# Data listing start

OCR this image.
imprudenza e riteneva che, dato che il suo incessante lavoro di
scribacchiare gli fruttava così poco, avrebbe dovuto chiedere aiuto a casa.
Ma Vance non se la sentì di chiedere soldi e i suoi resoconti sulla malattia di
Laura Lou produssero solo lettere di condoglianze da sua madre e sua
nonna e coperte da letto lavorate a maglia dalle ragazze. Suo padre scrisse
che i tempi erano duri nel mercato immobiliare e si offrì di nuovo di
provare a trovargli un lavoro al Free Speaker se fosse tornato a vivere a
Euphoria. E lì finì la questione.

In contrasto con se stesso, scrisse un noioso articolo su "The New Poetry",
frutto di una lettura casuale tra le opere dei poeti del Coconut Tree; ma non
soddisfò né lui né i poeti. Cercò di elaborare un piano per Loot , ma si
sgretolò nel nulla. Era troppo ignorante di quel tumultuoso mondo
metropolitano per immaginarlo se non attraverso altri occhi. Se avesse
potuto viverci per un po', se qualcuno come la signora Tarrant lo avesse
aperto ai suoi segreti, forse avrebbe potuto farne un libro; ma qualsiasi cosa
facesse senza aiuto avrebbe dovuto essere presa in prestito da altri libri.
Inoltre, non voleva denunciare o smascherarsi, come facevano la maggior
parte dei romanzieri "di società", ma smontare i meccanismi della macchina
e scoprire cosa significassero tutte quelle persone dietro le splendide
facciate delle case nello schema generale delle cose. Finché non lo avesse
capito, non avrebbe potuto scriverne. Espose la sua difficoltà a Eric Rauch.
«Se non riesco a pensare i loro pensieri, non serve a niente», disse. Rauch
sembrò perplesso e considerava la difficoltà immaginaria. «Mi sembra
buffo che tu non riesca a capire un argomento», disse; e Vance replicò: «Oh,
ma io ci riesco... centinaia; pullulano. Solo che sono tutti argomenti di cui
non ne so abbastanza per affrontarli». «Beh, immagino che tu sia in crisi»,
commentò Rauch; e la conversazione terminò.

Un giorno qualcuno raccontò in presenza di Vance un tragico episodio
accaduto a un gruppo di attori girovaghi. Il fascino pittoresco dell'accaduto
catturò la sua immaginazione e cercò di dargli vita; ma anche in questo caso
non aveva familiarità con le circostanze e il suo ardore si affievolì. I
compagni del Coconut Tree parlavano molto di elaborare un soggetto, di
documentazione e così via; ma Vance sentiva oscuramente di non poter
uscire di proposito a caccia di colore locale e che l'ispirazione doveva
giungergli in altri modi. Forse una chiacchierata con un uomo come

# Data listing end

*Goal*
Exactly reproduce all of the entries.

*Finished task*
OCR this image.
imprudenza e riteneva che, dato che il suo incessante lavoro di
scribacchiare gli fruttava così poco, avrebbe dovuto chiedere aiuto a casa.
Ma Vance non se la sentì di chiedere soldi e i suoi resoconti sulla malattia di
Laura Lou produssero solo lettere di condoglianze da sua madre e sua
nonna e coperte da letto lavorate a maglia dalle ragazze. Suo padre scrisse
che i tempi erano duri nel mercato immobiliare e si offrì di nuovo di
provare a trovargli un lavoro al Free Speaker se fosse tornato a vivere a
Euphoria. E lì finì la questione.

In contrasto con se stesso, scrisse un noioso articolo su "The New Poetry",
frutto di una lettura casuale tra le opere dei poeti del Coconut Tree; ma non
soddisfò né lui né i poeti. Cercò di elaborare un piano per Loot , ma si
sgretolò nel nulla. Era troppo ignorante di quel tumultuoso mondo
metropolitano per immaginarlo se non attraverso altri occhi. Se avesse
potuto viverci per un po', se qualcuno come la signora Tarrant lo avesse
aperto ai suoi segreti, forse avrebbe potuto farne un libro; ma qualsiasi cosa
facesse senza aiuto avrebbe dovuto essere presa in prestito da altri libri.
Inoltre, non voleva denunciare o smascherarsi, come facevano la maggior
parte dei romanzieri "di società", ma smontare i meccanismi della macchina
e scoprire cosa significassero tutte quelle persone dietro le splendide
facciate delle case nello schema generale delle cose. Finché non lo avesse
capito, non avrebbe potuto scriverne. Espose la sua difficoltà a Eric Rauch.
«Se non riesco a pensare i loro pensieri, non serve a niente», disse. Rauch
sembrò perplesso e considerava la difficoltà immaginaria. «Mi sembra
buffo che tu non riesca a capire un argomento», disse; e Vance replicò: «Oh,
ma io ci riesco... centinaia; pullulano. Solo che sono tutti argomenti di cui
non ne so abbastanza per affrontarli». «Beh, immagino che tu sia in crisi»,
commentò Rauch; e la conversazione terminò.

Un giorno qualcuno raccontò in presenza di Vance un tragico episodio
accaduto a un gruppo di attori girovaghi. Il fascino pittoresco dell'accaduto
catturò la sua immaginazione e cercò di dargli vita; ma anche in questo caso
non aveva familiarità con le circostanze e il suo ardore si affievolì. I
compagni del Coconut Tree parlavano molto di elaborare un soggetto, di
documentazione e così via; ma Vance sentiva oscuramente di non poter
uscire di proposito a caccia di colore locale e che l'ispirazione doveva
giungergli in altri modi. Forse una chiacchierata con un uomo come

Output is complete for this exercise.